• [To do] Gather every line from the entries below that includes "удержать".

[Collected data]
• • • • • • •

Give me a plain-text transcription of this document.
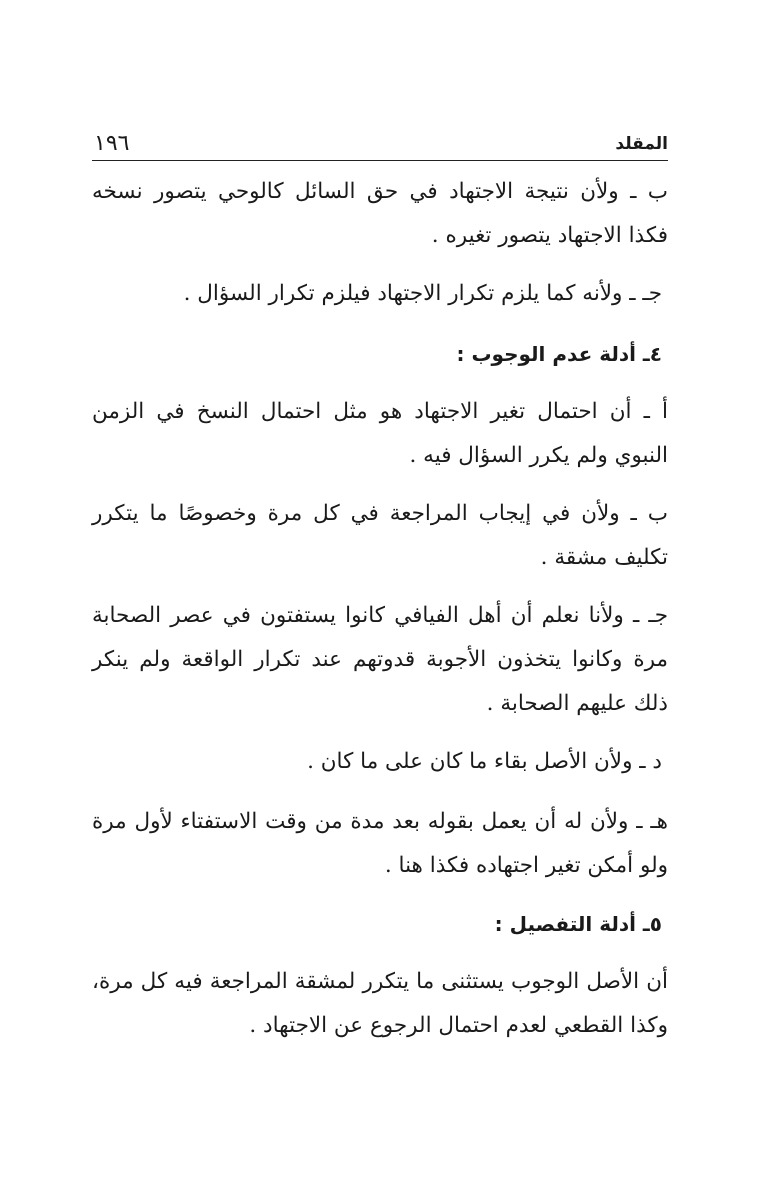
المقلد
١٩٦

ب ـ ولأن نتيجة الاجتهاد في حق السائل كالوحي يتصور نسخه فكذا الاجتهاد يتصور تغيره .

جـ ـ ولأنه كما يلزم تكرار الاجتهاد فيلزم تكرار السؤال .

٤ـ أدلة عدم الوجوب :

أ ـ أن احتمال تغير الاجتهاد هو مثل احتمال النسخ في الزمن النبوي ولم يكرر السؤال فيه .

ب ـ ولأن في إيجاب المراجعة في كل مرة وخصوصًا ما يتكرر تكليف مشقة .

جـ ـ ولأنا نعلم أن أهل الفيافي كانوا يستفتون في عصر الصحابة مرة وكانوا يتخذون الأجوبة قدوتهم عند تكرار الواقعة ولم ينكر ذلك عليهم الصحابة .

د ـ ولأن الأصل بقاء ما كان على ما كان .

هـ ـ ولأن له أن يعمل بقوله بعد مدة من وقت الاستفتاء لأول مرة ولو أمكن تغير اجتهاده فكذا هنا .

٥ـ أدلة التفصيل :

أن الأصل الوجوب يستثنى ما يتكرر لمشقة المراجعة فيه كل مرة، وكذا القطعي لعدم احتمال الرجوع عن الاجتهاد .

• • • • • • •

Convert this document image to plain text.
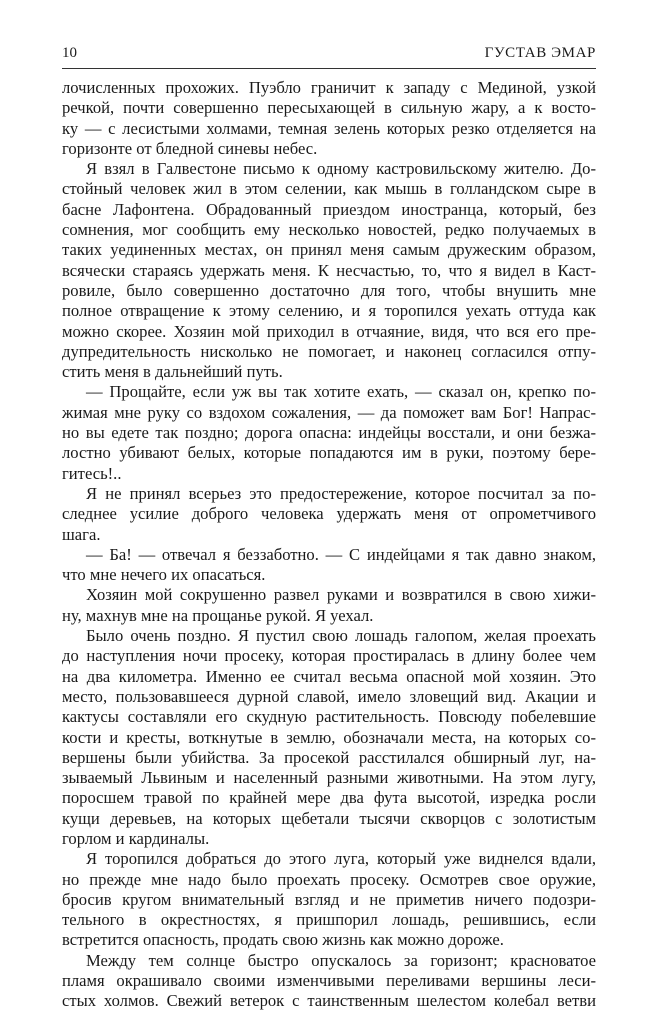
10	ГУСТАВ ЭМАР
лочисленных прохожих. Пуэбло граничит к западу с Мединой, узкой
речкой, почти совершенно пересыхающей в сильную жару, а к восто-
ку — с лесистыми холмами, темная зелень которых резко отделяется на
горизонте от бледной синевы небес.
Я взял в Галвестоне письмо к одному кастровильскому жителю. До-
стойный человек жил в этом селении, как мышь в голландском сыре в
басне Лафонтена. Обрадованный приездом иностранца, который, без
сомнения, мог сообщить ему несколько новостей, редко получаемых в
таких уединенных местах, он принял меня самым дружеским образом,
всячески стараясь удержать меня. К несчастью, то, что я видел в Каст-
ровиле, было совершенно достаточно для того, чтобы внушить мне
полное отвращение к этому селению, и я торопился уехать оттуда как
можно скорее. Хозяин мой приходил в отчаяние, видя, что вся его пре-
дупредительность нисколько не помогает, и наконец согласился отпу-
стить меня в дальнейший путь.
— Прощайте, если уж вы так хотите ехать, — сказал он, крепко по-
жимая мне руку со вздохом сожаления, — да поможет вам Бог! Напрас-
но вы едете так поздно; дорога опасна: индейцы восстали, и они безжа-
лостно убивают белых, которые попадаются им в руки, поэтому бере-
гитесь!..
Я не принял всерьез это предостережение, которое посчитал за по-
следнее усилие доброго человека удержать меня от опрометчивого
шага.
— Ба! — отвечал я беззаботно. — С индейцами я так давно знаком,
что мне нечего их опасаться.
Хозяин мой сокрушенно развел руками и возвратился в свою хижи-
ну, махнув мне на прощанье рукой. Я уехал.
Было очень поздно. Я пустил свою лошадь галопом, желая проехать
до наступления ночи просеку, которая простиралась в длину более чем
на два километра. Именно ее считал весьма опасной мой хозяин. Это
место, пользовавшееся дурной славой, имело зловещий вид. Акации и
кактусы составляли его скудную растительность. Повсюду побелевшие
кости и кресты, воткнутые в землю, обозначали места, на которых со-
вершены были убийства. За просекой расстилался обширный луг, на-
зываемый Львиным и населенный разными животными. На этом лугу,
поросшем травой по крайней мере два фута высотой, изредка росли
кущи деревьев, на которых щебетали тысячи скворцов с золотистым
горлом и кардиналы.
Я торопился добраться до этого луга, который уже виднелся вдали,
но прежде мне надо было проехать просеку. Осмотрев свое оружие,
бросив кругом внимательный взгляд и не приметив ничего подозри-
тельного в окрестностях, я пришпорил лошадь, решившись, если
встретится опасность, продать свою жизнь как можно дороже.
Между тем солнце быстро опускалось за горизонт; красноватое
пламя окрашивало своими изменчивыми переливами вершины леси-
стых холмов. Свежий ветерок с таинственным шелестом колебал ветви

• • • • • • •

• [Problem solution]
всячески стараясь удержать меня. К несчастью, то, что я видел в Каст-
следнее усилие доброго человека удержать меня от опрометчивого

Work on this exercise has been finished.